### AIM OF THE TASK
Scan the entries below for the word "declaration". Copy each line that has it.

### MATERIAL SHOWN
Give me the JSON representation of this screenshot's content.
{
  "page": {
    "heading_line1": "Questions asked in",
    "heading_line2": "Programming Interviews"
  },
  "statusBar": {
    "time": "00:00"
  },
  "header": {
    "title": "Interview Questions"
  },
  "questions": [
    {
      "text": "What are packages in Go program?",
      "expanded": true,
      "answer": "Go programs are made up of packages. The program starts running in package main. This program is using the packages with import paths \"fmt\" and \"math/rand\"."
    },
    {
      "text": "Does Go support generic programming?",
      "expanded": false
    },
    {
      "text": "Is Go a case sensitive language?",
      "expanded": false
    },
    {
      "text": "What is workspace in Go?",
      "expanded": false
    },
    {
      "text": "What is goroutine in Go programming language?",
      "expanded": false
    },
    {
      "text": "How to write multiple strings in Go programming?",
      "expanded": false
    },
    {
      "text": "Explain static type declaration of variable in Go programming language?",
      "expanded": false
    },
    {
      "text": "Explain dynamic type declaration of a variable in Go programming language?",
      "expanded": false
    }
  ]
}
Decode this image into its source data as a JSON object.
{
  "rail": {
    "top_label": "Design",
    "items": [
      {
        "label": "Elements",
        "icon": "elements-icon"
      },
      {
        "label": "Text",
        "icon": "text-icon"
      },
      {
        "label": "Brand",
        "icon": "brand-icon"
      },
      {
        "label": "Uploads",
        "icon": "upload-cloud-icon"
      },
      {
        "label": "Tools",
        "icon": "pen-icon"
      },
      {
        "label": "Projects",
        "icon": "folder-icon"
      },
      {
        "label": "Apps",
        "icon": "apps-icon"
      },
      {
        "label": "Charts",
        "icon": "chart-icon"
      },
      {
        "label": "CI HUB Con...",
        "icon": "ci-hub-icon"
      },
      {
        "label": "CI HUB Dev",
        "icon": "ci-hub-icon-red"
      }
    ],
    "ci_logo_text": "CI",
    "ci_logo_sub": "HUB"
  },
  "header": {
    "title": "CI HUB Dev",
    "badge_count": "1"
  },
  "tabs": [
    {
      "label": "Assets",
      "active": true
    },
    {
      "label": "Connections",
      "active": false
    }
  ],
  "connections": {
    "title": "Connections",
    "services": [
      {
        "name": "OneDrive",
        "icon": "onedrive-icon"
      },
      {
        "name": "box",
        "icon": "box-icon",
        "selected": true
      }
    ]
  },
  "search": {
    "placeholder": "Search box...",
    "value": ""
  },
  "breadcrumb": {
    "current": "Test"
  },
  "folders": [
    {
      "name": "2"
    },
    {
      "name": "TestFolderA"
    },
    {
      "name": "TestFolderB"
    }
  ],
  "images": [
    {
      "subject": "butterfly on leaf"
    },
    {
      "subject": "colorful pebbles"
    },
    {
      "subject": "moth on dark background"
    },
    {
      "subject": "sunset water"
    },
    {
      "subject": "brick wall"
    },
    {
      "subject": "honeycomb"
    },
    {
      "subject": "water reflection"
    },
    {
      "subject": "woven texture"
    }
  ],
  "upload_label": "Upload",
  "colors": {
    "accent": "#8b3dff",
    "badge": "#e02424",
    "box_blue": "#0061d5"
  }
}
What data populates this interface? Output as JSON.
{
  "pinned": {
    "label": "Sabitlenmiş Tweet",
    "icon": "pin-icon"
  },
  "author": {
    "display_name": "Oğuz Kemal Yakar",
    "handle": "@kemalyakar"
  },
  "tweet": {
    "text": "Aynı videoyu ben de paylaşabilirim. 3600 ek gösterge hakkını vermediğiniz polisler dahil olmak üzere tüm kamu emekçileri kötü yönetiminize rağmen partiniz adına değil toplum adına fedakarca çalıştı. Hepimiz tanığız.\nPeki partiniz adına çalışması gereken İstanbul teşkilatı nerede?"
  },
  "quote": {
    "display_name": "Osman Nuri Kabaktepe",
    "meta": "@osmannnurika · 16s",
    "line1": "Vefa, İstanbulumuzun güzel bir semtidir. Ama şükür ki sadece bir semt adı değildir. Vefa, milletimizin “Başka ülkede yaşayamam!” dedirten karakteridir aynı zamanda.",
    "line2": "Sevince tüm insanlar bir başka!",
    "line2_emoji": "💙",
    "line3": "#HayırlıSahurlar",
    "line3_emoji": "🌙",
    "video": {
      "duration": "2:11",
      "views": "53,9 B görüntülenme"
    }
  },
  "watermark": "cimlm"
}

### THE ANSWER
      "text": "Explain static type declaration of variable in Go programming language?",
      "text": "Explain dynamic type declaration of a variable in Go programming language?",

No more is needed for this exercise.